WHAT IS REQUIRED:
Copy out the listing that follows, exactly, without its pictures.

DATA FOR THIS EXERCISE:
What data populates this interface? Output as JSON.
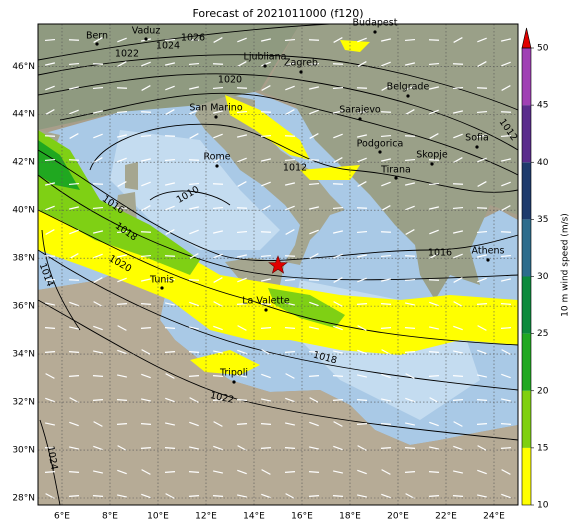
{
  "title": "Forecast of 2021011000 (f120)",
  "lon_labels": [
    "6°E",
    "8°E",
    "10°E",
    "12°E",
    "14°E",
    "16°E",
    "18°E",
    "20°E",
    "22°E",
    "24°E"
  ],
  "lat_labels": [
    "28°N",
    "30°N",
    "32°N",
    "34°N",
    "36°N",
    "38°N",
    "40°N",
    "42°N",
    "44°N",
    "46°N"
  ],
  "cities": [
    "Bern",
    "Vaduz",
    "Budapest",
    "Ljubliana",
    "Zagreb",
    "Belgrade",
    "San Marino",
    "Sarajevo",
    "Sofia",
    "Podgorica",
    "Skopje",
    "Rome",
    "Tirana",
    "Tunis",
    "Athens",
    "La Valette",
    "Tripoli"
  ],
  "isobar_labels": [
    "1022",
    "1024",
    "1026",
    "1020",
    "1012",
    "1010",
    "1016",
    "1018",
    "1020",
    "1014",
    "1018",
    "1022",
    "1024",
    "1016",
    "1012"
  ],
  "colorbar": {
    "label": "10 m wind speed (m/s)",
    "ticks": [
      10,
      15,
      20,
      25,
      30,
      35,
      40,
      45,
      50
    ],
    "colors": [
      "#ffff00",
      "#80d010",
      "#20a820",
      "#0c8a3c",
      "#2c6c8c",
      "#1e3a6c",
      "#5a2c8c",
      "#a040b4"
    ],
    "extend_color": "#e00000"
  }
}
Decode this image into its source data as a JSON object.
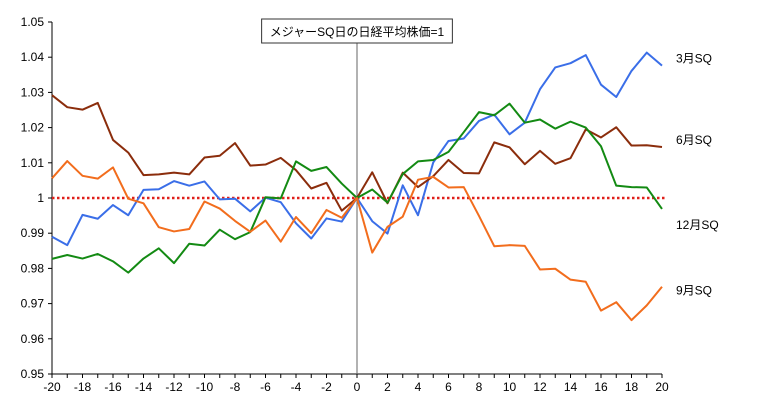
{
  "chart_data": {
    "type": "line",
    "title": "メジャーSQ日の日経平均株価=1",
    "xlabel": "",
    "ylabel": "",
    "xlim": [
      -20,
      20
    ],
    "ylim": [
      0.95,
      1.05
    ],
    "x_ticks": [
      -20,
      -18,
      -16,
      -14,
      -12,
      -10,
      -8,
      -6,
      -4,
      -2,
      0,
      2,
      4,
      6,
      8,
      10,
      12,
      14,
      16,
      18,
      20
    ],
    "y_ticks": [
      0.95,
      0.96,
      0.97,
      0.98,
      0.99,
      1,
      1.01,
      1.02,
      1.03,
      1.04,
      1.05
    ],
    "y_tick_labels": [
      "0.95",
      "0.96",
      "0.97",
      "0.98",
      "0.99",
      "1",
      "1.01",
      "1.02",
      "1.03",
      "1.04",
      "1.05"
    ],
    "grid": false,
    "x": [
      -20,
      -19,
      -18,
      -17,
      -16,
      -15,
      -14,
      -13,
      -12,
      -11,
      -10,
      -9,
      -8,
      -7,
      -6,
      -5,
      -4,
      -3,
      -2,
      -1,
      0,
      1,
      2,
      3,
      4,
      5,
      6,
      7,
      8,
      9,
      10,
      11,
      12,
      13,
      14,
      15,
      16,
      17,
      18,
      19,
      20
    ],
    "reference_line": {
      "y": 1,
      "color": "#e0201a",
      "style": "dotted"
    },
    "vertical_line": {
      "x": 0,
      "color": "#666666"
    },
    "series": [
      {
        "name": "3月SQ",
        "color": "#3a6ee8",
        "values": [
          0.989,
          0.9866,
          0.9952,
          0.9941,
          0.998,
          0.9951,
          1.0023,
          1.0025,
          1.0048,
          1.0035,
          1.0047,
          0.9996,
          0.9998,
          0.9962,
          1.0001,
          0.9988,
          0.9928,
          0.9885,
          0.9942,
          0.9933,
          1.0,
          0.9934,
          0.9899,
          1.0036,
          0.9951,
          1.0101,
          1.0162,
          1.0169,
          1.0219,
          1.0237,
          1.0181,
          1.0214,
          1.0309,
          1.0371,
          1.0383,
          1.0406,
          1.0322,
          1.0287,
          1.0361,
          1.0413,
          1.0376
        ]
      },
      {
        "name": "6月SQ",
        "color": "#8b2d0c",
        "values": [
          1.0292,
          1.0258,
          1.0251,
          1.027,
          1.0165,
          1.0129,
          1.0065,
          1.0067,
          1.0072,
          1.0067,
          1.0115,
          1.012,
          1.0156,
          1.0092,
          1.0095,
          1.0114,
          1.0079,
          1.0027,
          1.0043,
          0.9964,
          1.0,
          1.0073,
          0.9985,
          1.0072,
          1.0031,
          1.0062,
          1.0108,
          1.0071,
          1.007,
          1.0158,
          1.0144,
          1.0096,
          1.0134,
          1.0097,
          1.0113,
          1.0195,
          1.0172,
          1.0201,
          1.0149,
          1.015,
          1.0145
        ]
      },
      {
        "name": "12月SQ",
        "color": "#138a13",
        "values": [
          0.9827,
          0.9838,
          0.9828,
          0.9841,
          0.982,
          0.9788,
          0.9828,
          0.9857,
          0.9815,
          0.987,
          0.9865,
          0.991,
          0.9883,
          0.9903,
          1.0002,
          0.9999,
          1.0104,
          1.0077,
          1.0088,
          1.0041,
          1.0,
          1.0024,
          0.9987,
          1.0068,
          1.0104,
          1.0108,
          1.0131,
          1.0187,
          1.0244,
          1.0235,
          1.0268,
          1.0214,
          1.0223,
          1.0197,
          1.0217,
          1.02,
          1.0147,
          1.0035,
          1.0031,
          1.003,
          0.9969
        ]
      },
      {
        "name": "9月SQ",
        "color": "#f26d1d",
        "values": [
          1.0056,
          1.0105,
          1.0063,
          1.0055,
          1.0087,
          0.9998,
          0.9985,
          0.9917,
          0.9905,
          0.9912,
          0.999,
          0.997,
          0.9935,
          0.9904,
          0.9936,
          0.9876,
          0.9946,
          0.99,
          0.9966,
          0.9944,
          1.0,
          0.9845,
          0.9918,
          0.9947,
          1.0052,
          1.006,
          1.003,
          1.0031,
          0.9949,
          0.9863,
          0.9866,
          0.9864,
          0.9797,
          0.9799,
          0.9768,
          0.9762,
          0.968,
          0.9704,
          0.9653,
          0.9695,
          0.9748
        ]
      }
    ]
  }
}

FINISHED EXERCISE:
What data populates this interface? Output as JSON.
{
  "title": "Forecast of 2021011000 (f120)",
  "lon_labels": [
    "6°E",
    "8°E",
    "10°E",
    "12°E",
    "14°E",
    "16°E",
    "18°E",
    "20°E",
    "22°E",
    "24°E"
  ],
  "lat_labels": [
    "28°N",
    "30°N",
    "32°N",
    "34°N",
    "36°N",
    "38°N",
    "40°N",
    "42°N",
    "44°N",
    "46°N"
  ],
  "cities": [
    "Bern",
    "Vaduz",
    "Budapest",
    "Ljubliana",
    "Zagreb",
    "Belgrade",
    "San Marino",
    "Sarajevo",
    "Sofia",
    "Podgorica",
    "Skopje",
    "Rome",
    "Tirana",
    "Tunis",
    "Athens",
    "La Valette",
    "Tripoli"
  ],
  "isobar_labels": [
    "1022",
    "1024",
    "1026",
    "1020",
    "1012",
    "1010",
    "1016",
    "1018",
    "1020",
    "1014",
    "1018",
    "1022",
    "1024",
    "1016",
    "1012"
  ],
  "colorbar": {
    "label": "10 m wind speed (m/s)",
    "ticks": [
      10,
      15,
      20,
      25,
      30,
      35,
      40,
      45,
      50
    ],
    "colors": [
      "#ffff00",
      "#80d010",
      "#20a820",
      "#0c8a3c",
      "#2c6c8c",
      "#1e3a6c",
      "#5a2c8c",
      "#a040b4"
    ],
    "extend_color": "#e00000"
  }
}
Decode this image into its source data as a JSON object.
{
  "chart_data": {
    "type": "line",
    "title": "メジャーSQ日の日経平均株価=1",
    "xlabel": "",
    "ylabel": "",
    "xlim": [
      -20,
      20
    ],
    "ylim": [
      0.95,
      1.05
    ],
    "x_ticks": [
      -20,
      -18,
      -16,
      -14,
      -12,
      -10,
      -8,
      -6,
      -4,
      -2,
      0,
      2,
      4,
      6,
      8,
      10,
      12,
      14,
      16,
      18,
      20
    ],
    "y_ticks": [
      0.95,
      0.96,
      0.97,
      0.98,
      0.99,
      1,
      1.01,
      1.02,
      1.03,
      1.04,
      1.05
    ],
    "y_tick_labels": [
      "0.95",
      "0.96",
      "0.97",
      "0.98",
      "0.99",
      "1",
      "1.01",
      "1.02",
      "1.03",
      "1.04",
      "1.05"
    ],
    "grid": false,
    "x": [
      -20,
      -19,
      -18,
      -17,
      -16,
      -15,
      -14,
      -13,
      -12,
      -11,
      -10,
      -9,
      -8,
      -7,
      -6,
      -5,
      -4,
      -3,
      -2,
      -1,
      0,
      1,
      2,
      3,
      4,
      5,
      6,
      7,
      8,
      9,
      10,
      11,
      12,
      13,
      14,
      15,
      16,
      17,
      18,
      19,
      20
    ],
    "reference_line": {
      "y": 1,
      "color": "#e0201a",
      "style": "dotted"
    },
    "vertical_line": {
      "x": 0,
      "color": "#666666"
    },
    "series": [
      {
        "name": "3月SQ",
        "color": "#3a6ee8",
        "values": [
          0.989,
          0.9866,
          0.9952,
          0.9941,
          0.998,
          0.9951,
          1.0023,
          1.0025,
          1.0048,
          1.0035,
          1.0047,
          0.9996,
          0.9998,
          0.9962,
          1.0001,
          0.9988,
          0.9928,
          0.9885,
          0.9942,
          0.9933,
          1.0,
          0.9934,
          0.9899,
          1.0036,
          0.9951,
          1.0101,
          1.0162,
          1.0169,
          1.0219,
          1.0237,
          1.0181,
          1.0214,
          1.0309,
          1.0371,
          1.0383,
          1.0406,
          1.0322,
          1.0287,
          1.0361,
          1.0413,
          1.0376
        ]
      },
      {
        "name": "6月SQ",
        "color": "#8b2d0c",
        "values": [
          1.0292,
          1.0258,
          1.0251,
          1.027,
          1.0165,
          1.0129,
          1.0065,
          1.0067,
          1.0072,
          1.0067,
          1.0115,
          1.012,
          1.0156,
          1.0092,
          1.0095,
          1.0114,
          1.0079,
          1.0027,
          1.0043,
          0.9964,
          1.0,
          1.0073,
          0.9985,
          1.0072,
          1.0031,
          1.0062,
          1.0108,
          1.0071,
          1.007,
          1.0158,
          1.0144,
          1.0096,
          1.0134,
          1.0097,
          1.0113,
          1.0195,
          1.0172,
          1.0201,
          1.0149,
          1.015,
          1.0145
        ]
      },
      {
        "name": "12月SQ",
        "color": "#138a13",
        "values": [
          0.9827,
          0.9838,
          0.9828,
          0.9841,
          0.982,
          0.9788,
          0.9828,
          0.9857,
          0.9815,
          0.987,
          0.9865,
          0.991,
          0.9883,
          0.9903,
          1.0002,
          0.9999,
          1.0104,
          1.0077,
          1.0088,
          1.0041,
          1.0,
          1.0024,
          0.9987,
          1.0068,
          1.0104,
          1.0108,
          1.0131,
          1.0187,
          1.0244,
          1.0235,
          1.0268,
          1.0214,
          1.0223,
          1.0197,
          1.0217,
          1.02,
          1.0147,
          1.0035,
          1.0031,
          1.003,
          0.9969
        ]
      },
      {
        "name": "9月SQ",
        "color": "#f26d1d",
        "values": [
          1.0056,
          1.0105,
          1.0063,
          1.0055,
          1.0087,
          0.9998,
          0.9985,
          0.9917,
          0.9905,
          0.9912,
          0.999,
          0.997,
          0.9935,
          0.9904,
          0.9936,
          0.9876,
          0.9946,
          0.99,
          0.9966,
          0.9944,
          1.0,
          0.9845,
          0.9918,
          0.9947,
          1.0052,
          1.006,
          1.003,
          1.0031,
          0.9949,
          0.9863,
          0.9866,
          0.9864,
          0.9797,
          0.9799,
          0.9768,
          0.9762,
          0.968,
          0.9704,
          0.9653,
          0.9695,
          0.9748
        ]
      }
    ]
  }
}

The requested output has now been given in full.